PROBLEM TO WORK ON:
Print all entries precisely as they are written.

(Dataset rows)
········
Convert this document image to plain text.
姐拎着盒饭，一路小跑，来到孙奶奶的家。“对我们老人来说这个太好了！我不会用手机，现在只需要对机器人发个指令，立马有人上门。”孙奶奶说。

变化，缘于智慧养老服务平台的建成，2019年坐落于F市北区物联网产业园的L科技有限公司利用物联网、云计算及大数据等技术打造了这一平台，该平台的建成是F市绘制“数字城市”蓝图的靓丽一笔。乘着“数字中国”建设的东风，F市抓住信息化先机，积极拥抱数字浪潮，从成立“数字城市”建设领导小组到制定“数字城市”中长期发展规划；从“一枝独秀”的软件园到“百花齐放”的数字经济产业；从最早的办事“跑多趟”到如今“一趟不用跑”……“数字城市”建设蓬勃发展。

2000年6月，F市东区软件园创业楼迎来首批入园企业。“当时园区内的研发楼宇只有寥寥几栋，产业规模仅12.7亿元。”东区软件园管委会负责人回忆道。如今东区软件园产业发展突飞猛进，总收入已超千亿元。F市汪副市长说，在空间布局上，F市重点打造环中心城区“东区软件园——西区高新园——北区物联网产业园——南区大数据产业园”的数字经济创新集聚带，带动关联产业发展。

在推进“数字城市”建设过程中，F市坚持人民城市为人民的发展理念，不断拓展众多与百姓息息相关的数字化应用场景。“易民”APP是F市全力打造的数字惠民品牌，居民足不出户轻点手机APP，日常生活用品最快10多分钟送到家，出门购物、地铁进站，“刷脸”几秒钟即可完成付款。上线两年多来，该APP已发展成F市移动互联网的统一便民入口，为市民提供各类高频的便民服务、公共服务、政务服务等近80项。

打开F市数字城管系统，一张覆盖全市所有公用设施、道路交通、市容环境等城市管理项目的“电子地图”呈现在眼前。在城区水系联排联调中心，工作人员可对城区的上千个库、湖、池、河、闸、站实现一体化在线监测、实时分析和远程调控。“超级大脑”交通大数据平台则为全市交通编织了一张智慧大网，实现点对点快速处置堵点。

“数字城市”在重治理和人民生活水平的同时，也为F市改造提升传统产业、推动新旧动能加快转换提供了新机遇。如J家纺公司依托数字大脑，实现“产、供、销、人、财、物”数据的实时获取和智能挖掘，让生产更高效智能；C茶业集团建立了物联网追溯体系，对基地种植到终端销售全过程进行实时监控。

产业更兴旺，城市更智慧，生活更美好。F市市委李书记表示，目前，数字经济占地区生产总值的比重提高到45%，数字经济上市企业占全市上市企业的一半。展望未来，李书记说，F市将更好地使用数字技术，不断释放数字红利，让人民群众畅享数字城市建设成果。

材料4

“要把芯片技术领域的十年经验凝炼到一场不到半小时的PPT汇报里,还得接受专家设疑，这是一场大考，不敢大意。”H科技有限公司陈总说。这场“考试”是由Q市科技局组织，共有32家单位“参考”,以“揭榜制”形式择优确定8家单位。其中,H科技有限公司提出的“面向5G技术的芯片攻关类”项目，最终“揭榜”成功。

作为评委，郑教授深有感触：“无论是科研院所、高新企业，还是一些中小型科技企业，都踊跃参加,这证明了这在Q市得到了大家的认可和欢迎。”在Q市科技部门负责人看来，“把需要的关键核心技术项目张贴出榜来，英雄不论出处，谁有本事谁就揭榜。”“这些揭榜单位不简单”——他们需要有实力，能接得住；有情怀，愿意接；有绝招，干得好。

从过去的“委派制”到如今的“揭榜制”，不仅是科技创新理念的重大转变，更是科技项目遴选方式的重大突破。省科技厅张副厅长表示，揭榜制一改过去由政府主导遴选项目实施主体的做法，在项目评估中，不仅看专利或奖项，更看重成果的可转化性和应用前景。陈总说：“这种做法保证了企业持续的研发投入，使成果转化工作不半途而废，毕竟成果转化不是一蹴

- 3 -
········
EXPECTED ANSWER:
Convert this document image to plain text.
姐拎着盒饭，一路小跑，来到孙奶奶的家。“对我们老人来说这个太好了！我不会用手机，现在只需要对机器人发个指令，立马有人上门。”孙奶奶说。

变化，缘于智慧养老服务平台的建成，2019年坐落于F市北区物联网产业园的L科技有限公司利用物联网、云计算及大数据等技术打造了这一平台，该平台的建成是F市绘制“数字城市”蓝图的靓丽一笔。乘着“数字中国”建设的东风，F市抓住信息化先机，积极拥抱数字浪潮，从成立“数字城市”建设领导小组到制定“数字城市”中长期发展规划；从“一枝独秀”的软件园到“百花齐放”的数字经济产业；从最早的办事“跑多趟”到如今“一趟不用跑”……“数字城市”建设蓬勃发展。

2000年6月，F市东区软件园创业楼迎来首批入园企业。“当时园区内的研发楼宇只有寥寥几栋，产业规模仅12.7亿元。”东区软件园管委会负责人回忆道。如今东区软件园产业发展突飞猛进，总收入已超千亿元。F市汪副市长说，在空间布局上，F市重点打造环中心城区“东区软件园——西区高新园——北区物联网产业园——南区大数据产业园”的数字经济创新集聚带，带动关联产业发展。

在推进“数字城市”建设过程中，F市坚持人民城市为人民的发展理念，不断拓展众多与百姓息息相关的数字化应用场景。“易民”APP是F市全力打造的数字惠民品牌，居民足不出户轻点手机APP，日常生活用品最快10多分钟送到家，出门购物、地铁进站，“刷脸”几秒钟即可完成付款。上线两年多来，该APP已发展成F市移动互联网的统一便民入口，为市民提供各类高频的便民服务、公共服务、政务服务等近80项。

打开F市数字城管系统，一张覆盖全市所有公用设施、道路交通、市容环境等城市管理项目的“电子地图”呈现在眼前。在城区水系联排联调中心，工作人员可对城区的上千个库、湖、池、河、闸、站实现一体化在线监测、实时分析和远程调控。“超级大脑”交通大数据平台则为全市交通编织了一张智慧大网，实现点对点快速处置堵点。

“数字城市”在重治理和人民生活水平的同时，也为F市改造提升传统产业、推动新旧动能加快转换提供了新机遇。如J家纺公司依托数字大脑，实现“产、供、销、人、财、物”数据的实时获取和智能挖掘，让生产更高效智能；C茶业集团建立了物联网追溯体系，对基地种植到终端销售全过程进行实时监控。

产业更兴旺，城市更智慧，生活更美好。F市市委李书记表示，目前，数字经济占地区生产总值的比重提高到45%，数字经济上市企业占全市上市企业的一半。展望未来，李书记说，F市将更好地使用数字技术，不断释放数字红利，让人民群众畅享数字城市建设成果。

材料4

“要把芯片技术领域的十年经验凝炼到一场不到半小时的PPT汇报里,还得接受专家设疑，这是一场大考，不敢大意。”H科技有限公司陈总说。这场“考试”是由Q市科技局组织，共有32家单位“参考”,以“揭榜制”形式择优确定8家单位。其中,H科技有限公司提出的“面向5G技术的芯片攻关类”项目，最终“揭榜”成功。

作为评委，郑教授深有感触：“无论是科研院所、高新企业，还是一些中小型科技企业，都踊跃参加,这证明了这在Q市得到了大家的认可和欢迎。”在Q市科技部门负责人看来，“把需要的关键核心技术项目张贴出榜来，英雄不论出处，谁有本事谁就揭榜。”“这些揭榜单位不简单”——他们需要有实力，能接得住；有情怀，愿意接；有绝招，干得好。

从过去的“委派制”到如今的“揭榜制”，不仅是科技创新理念的重大转变，更是科技项目遴选方式的重大突破。省科技厅张副厅长表示，揭榜制一改过去由政府主导遴选项目实施主体的做法，在项目评估中，不仅看专利或奖项，更看重成果的可转化性和应用前景。陈总说：“这种做法保证了企业持续的研发投入，使成果转化工作不半途而废，毕竟成果转化不是一蹴

- 3 -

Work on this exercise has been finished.